--- start of Record set ---

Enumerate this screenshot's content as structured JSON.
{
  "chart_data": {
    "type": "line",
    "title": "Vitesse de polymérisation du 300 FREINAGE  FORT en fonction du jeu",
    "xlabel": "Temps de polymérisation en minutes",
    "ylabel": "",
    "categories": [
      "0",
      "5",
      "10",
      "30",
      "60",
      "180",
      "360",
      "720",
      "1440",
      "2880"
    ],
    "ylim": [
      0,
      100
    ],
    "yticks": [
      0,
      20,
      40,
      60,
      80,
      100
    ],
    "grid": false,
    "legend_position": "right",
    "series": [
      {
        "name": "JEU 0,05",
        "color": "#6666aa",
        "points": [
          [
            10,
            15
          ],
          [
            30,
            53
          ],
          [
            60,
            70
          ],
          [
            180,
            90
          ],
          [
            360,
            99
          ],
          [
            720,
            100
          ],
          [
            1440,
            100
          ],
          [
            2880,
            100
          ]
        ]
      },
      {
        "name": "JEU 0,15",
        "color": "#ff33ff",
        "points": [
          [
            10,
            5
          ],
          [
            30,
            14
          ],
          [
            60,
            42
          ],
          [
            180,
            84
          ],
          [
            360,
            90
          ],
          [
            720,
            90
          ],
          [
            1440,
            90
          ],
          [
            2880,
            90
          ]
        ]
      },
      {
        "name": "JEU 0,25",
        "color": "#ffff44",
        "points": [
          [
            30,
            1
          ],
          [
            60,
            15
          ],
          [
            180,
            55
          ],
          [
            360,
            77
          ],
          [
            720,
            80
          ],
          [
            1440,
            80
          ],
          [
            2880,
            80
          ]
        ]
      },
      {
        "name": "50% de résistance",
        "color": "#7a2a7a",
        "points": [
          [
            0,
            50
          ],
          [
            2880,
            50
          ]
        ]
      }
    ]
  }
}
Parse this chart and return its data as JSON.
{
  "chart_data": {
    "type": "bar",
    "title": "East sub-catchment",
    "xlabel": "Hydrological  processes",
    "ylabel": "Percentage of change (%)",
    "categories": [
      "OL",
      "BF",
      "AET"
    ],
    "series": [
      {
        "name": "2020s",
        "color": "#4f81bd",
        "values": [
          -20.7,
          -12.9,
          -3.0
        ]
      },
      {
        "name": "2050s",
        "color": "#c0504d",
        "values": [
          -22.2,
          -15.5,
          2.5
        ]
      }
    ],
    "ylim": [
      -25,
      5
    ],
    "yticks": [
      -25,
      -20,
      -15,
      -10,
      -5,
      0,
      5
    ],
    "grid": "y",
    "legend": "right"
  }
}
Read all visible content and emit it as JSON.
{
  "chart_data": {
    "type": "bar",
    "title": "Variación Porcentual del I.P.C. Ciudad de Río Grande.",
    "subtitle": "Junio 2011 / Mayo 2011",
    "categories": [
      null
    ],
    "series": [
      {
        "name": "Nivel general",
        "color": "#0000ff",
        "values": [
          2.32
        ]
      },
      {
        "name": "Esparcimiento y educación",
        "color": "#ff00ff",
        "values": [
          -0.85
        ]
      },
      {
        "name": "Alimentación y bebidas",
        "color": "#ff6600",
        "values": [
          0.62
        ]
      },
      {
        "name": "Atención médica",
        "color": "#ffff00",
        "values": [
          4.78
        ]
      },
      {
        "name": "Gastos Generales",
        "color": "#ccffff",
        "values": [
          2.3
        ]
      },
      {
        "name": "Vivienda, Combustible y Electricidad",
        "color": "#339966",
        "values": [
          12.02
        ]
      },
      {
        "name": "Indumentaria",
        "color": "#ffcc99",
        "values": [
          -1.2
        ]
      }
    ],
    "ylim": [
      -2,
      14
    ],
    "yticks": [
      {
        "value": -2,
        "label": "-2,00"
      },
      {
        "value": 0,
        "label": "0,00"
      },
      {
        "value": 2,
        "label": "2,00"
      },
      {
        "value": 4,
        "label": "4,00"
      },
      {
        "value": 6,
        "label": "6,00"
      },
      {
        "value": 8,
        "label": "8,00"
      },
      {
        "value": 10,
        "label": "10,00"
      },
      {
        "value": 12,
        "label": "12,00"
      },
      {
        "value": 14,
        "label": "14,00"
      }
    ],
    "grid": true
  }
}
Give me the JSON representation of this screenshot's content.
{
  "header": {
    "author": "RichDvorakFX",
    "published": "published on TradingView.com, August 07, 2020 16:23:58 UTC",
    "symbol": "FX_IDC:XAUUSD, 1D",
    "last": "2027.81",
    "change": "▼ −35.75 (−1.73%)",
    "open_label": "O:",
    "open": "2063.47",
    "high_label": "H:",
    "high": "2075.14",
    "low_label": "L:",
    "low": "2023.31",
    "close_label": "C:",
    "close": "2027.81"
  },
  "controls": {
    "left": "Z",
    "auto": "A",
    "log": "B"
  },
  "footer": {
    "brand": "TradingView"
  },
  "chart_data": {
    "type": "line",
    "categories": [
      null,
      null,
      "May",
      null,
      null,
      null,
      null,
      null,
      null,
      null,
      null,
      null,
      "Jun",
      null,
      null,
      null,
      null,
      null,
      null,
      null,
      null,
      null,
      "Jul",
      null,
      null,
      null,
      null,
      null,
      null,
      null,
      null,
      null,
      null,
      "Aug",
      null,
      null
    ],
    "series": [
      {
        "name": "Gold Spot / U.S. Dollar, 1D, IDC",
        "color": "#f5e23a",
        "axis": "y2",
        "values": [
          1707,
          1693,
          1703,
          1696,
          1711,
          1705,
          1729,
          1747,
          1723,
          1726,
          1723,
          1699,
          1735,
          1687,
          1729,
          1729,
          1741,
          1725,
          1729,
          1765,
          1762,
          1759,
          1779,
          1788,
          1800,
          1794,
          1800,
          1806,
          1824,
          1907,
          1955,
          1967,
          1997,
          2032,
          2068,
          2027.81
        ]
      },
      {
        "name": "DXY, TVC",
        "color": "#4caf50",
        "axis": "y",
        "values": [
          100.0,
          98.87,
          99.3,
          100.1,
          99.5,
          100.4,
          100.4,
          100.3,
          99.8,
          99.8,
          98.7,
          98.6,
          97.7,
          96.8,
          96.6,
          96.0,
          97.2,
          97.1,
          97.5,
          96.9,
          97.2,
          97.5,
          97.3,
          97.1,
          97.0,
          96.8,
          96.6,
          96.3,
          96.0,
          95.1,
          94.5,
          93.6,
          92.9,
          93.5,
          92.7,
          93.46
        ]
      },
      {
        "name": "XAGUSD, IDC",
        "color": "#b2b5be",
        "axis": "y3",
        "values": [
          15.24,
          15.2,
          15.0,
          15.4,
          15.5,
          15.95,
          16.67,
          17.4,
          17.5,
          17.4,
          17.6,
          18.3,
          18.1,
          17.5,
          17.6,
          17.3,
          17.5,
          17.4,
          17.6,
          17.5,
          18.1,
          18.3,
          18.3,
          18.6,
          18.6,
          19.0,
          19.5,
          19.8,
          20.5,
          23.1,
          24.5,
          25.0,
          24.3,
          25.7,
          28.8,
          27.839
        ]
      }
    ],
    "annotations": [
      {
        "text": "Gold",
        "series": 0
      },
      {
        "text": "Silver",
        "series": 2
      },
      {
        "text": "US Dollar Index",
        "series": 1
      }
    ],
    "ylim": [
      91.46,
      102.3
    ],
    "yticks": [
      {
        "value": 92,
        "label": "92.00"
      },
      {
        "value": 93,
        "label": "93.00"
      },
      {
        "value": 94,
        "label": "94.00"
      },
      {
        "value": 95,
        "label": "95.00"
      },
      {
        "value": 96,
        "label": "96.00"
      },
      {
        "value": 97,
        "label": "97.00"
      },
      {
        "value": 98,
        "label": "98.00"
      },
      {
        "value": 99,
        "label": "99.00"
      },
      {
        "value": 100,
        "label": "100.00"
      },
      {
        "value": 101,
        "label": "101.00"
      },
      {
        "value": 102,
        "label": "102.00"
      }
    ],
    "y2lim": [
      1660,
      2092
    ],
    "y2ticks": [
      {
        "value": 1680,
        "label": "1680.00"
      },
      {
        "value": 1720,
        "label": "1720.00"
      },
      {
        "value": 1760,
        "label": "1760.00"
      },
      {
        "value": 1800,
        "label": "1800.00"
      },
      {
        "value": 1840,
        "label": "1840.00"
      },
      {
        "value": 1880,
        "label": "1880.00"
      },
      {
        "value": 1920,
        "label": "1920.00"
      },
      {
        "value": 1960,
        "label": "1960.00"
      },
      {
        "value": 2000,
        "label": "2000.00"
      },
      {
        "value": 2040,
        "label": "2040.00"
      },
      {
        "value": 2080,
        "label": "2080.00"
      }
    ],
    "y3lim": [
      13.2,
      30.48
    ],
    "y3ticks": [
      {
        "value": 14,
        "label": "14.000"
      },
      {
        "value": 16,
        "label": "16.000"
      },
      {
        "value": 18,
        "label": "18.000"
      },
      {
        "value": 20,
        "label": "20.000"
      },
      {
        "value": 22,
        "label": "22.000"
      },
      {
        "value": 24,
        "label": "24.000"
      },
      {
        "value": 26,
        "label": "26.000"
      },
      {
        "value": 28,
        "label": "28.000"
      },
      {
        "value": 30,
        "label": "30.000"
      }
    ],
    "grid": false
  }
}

--- end of Record set ---

(Stated task)
Report only the number of lines in the data above that contain "right".

(Output below)
2